* _EXERCISE MATERIALS_:
┄┄┄┄┄┄┄┄┄┄
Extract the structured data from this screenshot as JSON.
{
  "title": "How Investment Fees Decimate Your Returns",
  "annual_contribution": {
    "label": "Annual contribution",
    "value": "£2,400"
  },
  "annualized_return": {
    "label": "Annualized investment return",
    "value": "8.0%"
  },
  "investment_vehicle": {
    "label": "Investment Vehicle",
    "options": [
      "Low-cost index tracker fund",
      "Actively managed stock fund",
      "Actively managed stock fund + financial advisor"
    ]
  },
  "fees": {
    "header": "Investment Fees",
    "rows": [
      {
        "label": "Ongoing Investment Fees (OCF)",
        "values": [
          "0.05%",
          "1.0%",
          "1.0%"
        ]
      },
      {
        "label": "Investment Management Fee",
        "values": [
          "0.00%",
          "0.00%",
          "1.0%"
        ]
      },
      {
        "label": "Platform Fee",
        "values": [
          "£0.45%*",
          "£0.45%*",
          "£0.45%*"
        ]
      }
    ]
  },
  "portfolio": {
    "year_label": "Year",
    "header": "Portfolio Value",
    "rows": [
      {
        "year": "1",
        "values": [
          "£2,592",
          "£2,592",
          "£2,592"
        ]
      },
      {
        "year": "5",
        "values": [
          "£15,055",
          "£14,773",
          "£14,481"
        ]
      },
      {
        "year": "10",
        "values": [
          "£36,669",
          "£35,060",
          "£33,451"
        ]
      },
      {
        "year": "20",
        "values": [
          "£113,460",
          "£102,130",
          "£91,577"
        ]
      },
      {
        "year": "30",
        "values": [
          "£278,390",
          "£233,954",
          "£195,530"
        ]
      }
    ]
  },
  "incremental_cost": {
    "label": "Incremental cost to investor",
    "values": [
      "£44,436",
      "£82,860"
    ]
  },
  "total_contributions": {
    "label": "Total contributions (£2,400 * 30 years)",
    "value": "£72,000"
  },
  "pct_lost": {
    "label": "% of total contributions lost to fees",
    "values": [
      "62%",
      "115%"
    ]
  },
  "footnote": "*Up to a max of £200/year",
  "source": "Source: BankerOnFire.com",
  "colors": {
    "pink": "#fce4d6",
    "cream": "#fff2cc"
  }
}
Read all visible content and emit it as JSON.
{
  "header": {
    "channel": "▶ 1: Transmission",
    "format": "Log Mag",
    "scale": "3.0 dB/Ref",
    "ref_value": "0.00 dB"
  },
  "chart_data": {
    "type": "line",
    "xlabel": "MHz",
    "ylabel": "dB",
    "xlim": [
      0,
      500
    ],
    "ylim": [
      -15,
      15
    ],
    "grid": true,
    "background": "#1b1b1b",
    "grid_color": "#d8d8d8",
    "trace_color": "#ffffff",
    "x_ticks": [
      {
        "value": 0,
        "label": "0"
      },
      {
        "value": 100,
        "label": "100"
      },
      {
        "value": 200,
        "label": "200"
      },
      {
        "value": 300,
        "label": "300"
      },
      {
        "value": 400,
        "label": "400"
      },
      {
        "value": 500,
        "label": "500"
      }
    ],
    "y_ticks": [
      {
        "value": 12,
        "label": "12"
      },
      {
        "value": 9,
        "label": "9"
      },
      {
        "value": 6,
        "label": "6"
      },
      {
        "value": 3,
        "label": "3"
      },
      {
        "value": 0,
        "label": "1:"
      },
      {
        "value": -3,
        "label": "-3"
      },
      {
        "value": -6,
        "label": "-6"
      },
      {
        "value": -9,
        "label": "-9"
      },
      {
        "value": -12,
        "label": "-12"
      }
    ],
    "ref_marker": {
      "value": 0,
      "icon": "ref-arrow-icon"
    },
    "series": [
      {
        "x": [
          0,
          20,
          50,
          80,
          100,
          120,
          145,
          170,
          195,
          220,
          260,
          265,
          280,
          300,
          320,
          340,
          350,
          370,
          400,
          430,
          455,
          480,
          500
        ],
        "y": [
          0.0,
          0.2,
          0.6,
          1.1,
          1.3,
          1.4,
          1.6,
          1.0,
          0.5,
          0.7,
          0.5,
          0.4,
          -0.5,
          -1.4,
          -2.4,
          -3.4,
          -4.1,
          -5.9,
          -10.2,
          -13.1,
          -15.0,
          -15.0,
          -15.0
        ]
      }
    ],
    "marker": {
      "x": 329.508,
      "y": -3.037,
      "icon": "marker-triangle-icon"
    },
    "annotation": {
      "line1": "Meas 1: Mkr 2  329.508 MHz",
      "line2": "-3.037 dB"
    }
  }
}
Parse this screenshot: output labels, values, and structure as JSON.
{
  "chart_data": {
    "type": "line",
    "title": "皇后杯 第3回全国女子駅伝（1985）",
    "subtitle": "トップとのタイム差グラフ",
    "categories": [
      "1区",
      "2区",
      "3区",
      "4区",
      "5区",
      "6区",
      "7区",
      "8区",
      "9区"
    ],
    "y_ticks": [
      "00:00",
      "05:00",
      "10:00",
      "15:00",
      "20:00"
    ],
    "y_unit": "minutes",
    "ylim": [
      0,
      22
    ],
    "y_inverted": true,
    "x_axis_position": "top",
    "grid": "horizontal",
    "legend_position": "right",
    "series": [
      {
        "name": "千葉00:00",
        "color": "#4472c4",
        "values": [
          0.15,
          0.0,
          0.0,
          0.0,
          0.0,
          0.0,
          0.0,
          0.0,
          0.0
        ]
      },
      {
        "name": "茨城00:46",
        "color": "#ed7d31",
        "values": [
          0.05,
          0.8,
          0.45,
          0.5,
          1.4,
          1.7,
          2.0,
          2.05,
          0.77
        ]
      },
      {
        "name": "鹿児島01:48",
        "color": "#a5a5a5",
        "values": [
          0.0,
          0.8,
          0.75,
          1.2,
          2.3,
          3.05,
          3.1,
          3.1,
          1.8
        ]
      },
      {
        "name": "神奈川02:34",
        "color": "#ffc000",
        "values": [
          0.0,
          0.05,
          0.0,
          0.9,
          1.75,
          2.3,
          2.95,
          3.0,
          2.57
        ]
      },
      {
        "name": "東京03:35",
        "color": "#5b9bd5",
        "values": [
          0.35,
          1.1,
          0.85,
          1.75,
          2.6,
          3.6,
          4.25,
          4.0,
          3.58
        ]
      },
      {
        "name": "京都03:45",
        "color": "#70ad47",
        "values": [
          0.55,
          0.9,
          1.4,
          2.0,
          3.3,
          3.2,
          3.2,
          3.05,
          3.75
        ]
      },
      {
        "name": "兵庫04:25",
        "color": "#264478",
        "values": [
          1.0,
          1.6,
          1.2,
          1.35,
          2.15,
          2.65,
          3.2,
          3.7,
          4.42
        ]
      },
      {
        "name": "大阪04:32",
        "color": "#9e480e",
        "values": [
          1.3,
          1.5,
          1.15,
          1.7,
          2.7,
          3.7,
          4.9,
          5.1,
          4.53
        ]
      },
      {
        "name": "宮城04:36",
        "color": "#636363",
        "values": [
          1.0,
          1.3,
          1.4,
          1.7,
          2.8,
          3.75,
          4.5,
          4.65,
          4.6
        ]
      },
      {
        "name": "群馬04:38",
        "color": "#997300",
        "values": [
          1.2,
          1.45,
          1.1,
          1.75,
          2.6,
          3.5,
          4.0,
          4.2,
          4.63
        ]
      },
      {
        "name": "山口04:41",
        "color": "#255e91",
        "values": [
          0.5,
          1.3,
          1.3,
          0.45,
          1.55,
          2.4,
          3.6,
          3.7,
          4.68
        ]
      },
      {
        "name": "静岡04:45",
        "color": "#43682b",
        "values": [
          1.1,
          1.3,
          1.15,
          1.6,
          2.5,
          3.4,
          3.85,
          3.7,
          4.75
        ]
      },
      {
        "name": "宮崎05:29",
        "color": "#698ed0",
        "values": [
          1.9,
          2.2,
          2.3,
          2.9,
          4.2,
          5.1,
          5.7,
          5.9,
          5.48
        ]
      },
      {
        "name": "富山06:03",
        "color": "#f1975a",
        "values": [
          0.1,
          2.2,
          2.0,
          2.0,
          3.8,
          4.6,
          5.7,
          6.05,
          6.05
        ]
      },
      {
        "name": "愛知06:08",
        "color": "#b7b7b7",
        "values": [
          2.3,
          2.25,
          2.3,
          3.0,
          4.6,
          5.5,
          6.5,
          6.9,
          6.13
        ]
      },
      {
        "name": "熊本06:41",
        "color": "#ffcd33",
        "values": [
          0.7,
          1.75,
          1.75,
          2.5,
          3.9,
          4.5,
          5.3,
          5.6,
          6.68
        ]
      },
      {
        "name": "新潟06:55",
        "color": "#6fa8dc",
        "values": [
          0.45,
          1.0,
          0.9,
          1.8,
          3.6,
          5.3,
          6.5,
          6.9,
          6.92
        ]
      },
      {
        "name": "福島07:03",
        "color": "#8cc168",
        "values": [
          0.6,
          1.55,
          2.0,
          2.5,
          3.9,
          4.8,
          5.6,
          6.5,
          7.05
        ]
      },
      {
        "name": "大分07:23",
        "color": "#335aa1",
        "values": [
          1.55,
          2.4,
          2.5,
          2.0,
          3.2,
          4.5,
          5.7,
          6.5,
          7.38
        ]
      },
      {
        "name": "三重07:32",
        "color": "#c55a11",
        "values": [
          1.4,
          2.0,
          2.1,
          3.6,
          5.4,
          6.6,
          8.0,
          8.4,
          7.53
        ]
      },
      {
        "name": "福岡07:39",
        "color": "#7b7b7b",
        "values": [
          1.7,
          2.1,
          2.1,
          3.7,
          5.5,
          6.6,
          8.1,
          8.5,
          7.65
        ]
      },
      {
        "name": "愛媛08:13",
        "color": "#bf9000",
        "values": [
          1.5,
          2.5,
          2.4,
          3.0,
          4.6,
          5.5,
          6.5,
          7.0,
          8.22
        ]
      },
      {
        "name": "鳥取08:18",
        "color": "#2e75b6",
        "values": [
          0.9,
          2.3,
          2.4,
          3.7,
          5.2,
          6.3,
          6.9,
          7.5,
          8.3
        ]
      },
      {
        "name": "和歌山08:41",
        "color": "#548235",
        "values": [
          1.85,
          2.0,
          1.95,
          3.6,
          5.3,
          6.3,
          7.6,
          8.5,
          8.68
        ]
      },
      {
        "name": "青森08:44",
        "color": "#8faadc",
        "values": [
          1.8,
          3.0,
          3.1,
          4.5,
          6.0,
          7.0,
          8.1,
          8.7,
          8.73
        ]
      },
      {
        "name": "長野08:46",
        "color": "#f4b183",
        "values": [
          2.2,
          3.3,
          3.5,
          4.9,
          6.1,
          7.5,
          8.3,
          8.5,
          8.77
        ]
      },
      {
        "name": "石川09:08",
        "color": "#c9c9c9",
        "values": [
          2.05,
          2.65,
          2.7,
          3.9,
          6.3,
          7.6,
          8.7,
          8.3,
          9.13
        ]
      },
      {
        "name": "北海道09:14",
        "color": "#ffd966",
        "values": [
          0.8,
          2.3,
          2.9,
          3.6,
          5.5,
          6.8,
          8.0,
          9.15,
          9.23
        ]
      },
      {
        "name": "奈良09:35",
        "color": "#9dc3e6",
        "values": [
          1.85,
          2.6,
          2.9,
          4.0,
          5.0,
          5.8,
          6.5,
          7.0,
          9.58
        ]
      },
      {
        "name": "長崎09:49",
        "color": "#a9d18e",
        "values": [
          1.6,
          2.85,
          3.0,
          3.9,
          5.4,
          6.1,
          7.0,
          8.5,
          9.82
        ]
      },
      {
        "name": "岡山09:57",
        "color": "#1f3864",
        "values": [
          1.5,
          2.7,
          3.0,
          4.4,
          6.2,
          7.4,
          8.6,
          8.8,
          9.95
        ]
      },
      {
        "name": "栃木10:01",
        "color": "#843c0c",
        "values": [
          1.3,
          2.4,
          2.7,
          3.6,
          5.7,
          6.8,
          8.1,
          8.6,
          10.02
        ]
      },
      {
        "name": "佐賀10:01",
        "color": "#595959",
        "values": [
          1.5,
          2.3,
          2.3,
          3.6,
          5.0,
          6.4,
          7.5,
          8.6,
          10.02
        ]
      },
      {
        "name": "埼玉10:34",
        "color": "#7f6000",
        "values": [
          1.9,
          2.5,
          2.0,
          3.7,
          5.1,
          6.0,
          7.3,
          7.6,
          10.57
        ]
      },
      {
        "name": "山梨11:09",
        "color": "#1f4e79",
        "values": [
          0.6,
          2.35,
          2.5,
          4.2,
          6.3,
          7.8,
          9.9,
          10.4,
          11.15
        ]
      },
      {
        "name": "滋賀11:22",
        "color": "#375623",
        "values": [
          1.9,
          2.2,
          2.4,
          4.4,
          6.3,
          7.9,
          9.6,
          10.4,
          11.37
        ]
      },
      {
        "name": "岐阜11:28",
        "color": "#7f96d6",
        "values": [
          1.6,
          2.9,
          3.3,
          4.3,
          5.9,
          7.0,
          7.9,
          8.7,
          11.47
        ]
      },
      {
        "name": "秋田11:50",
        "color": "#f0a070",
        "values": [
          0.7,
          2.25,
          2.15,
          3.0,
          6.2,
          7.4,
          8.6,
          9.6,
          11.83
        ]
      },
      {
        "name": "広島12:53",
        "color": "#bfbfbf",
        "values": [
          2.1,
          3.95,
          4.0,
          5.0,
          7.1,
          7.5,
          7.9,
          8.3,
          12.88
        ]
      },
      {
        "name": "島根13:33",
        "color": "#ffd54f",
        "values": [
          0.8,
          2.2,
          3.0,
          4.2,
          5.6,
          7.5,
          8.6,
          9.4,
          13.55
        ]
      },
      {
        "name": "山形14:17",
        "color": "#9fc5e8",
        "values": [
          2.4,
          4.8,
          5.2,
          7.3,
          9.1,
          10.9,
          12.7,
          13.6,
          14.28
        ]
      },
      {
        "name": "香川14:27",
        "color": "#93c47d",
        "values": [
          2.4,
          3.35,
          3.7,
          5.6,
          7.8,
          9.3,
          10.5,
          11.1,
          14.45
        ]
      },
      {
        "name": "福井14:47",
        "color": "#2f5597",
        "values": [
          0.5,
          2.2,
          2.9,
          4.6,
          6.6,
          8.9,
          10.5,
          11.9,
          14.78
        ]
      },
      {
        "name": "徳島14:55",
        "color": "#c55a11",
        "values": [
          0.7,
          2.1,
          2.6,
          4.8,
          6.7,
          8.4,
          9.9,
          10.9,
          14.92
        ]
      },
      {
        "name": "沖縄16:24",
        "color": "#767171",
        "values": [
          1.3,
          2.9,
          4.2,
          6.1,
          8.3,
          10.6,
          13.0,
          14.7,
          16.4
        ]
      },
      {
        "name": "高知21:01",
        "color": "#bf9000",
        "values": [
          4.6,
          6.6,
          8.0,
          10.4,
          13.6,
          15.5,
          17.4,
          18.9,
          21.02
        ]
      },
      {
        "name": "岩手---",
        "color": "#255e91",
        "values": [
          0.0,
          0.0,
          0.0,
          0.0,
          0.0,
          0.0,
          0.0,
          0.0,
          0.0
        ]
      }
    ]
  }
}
┄┄┄┄┄┄┄┄┄┄
* _CHALLENGE_:
Read the entries and select each line where the word "stock" is found.

* _TASK SOLUTION_:
      "Actively managed stock fund",
      "Actively managed stock fund + financial advisor"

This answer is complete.